Give the number of lines that contain the string "РОЗЕТКИ", please, and nothing else.

▶ **DATA SHOWN**
================

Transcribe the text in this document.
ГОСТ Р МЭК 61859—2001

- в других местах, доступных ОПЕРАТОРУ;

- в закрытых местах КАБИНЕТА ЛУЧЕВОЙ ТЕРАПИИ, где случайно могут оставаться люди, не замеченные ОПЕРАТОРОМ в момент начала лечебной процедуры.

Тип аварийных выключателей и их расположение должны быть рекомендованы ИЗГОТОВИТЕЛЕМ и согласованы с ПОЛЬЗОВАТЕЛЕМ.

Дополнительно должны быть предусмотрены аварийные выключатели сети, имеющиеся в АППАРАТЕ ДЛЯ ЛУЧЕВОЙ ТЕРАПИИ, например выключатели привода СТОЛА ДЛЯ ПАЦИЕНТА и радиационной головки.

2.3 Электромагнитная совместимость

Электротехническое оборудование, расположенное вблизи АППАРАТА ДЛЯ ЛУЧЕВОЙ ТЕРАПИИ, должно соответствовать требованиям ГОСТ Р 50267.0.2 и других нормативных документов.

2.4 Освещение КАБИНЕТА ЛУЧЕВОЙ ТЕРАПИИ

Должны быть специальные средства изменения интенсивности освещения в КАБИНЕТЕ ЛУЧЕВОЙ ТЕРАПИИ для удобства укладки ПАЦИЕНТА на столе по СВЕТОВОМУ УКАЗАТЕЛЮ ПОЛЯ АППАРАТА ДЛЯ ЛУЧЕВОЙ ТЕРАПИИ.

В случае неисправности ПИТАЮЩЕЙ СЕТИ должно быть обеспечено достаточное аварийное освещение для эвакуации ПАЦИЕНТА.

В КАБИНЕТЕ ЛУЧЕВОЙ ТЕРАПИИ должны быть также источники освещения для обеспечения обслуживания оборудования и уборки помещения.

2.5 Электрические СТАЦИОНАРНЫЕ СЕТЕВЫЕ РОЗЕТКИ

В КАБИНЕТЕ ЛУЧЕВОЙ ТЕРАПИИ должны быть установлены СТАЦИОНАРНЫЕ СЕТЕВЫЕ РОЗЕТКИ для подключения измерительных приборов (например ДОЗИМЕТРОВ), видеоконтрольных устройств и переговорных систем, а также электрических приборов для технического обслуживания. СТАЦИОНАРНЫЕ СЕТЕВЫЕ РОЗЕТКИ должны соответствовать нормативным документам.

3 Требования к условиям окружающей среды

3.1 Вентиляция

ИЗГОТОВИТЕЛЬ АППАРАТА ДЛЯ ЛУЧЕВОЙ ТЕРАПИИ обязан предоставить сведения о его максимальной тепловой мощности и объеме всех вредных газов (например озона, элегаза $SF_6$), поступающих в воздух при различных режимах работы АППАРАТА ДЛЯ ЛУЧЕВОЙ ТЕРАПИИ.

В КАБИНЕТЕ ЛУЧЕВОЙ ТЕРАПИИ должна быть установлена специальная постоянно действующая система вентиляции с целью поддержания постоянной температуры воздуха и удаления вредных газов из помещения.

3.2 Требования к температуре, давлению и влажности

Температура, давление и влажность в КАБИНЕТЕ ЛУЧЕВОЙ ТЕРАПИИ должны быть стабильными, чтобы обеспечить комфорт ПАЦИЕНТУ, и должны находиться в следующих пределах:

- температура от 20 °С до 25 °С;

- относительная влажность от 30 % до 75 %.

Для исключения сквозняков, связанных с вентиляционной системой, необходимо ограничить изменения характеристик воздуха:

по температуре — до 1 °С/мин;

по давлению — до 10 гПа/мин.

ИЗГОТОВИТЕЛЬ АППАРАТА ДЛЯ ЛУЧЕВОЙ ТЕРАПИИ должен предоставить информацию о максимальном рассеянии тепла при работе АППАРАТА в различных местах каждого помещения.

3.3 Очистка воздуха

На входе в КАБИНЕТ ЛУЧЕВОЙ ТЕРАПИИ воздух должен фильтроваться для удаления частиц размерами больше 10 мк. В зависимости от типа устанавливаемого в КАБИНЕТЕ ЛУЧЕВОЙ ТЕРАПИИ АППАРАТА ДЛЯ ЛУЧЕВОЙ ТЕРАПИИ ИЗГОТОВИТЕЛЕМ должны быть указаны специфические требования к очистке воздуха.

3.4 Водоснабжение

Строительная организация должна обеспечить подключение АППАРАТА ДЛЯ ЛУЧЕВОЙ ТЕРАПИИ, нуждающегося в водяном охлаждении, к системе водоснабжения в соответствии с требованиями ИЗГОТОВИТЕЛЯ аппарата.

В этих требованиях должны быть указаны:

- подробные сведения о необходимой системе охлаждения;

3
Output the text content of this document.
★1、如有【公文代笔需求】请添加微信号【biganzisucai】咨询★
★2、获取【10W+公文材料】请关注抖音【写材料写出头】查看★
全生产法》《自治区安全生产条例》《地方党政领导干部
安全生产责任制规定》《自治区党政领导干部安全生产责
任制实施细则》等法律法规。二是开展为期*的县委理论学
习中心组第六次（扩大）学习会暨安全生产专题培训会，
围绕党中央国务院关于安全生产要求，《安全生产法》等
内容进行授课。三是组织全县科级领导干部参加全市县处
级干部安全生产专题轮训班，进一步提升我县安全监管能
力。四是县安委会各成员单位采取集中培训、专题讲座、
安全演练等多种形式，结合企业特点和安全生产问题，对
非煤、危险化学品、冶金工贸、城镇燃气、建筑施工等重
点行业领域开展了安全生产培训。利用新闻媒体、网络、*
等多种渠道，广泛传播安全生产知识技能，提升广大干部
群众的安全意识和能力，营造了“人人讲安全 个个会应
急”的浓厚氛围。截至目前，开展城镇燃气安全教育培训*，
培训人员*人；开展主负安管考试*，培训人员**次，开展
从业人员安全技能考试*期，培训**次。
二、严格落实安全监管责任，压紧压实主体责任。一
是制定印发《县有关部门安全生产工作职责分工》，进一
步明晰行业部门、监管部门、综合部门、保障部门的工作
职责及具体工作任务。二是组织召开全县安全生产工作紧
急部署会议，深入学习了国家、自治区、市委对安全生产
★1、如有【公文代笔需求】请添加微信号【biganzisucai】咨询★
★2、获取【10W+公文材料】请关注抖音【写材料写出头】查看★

================

▶ **ANSWER TO THE TASK**
2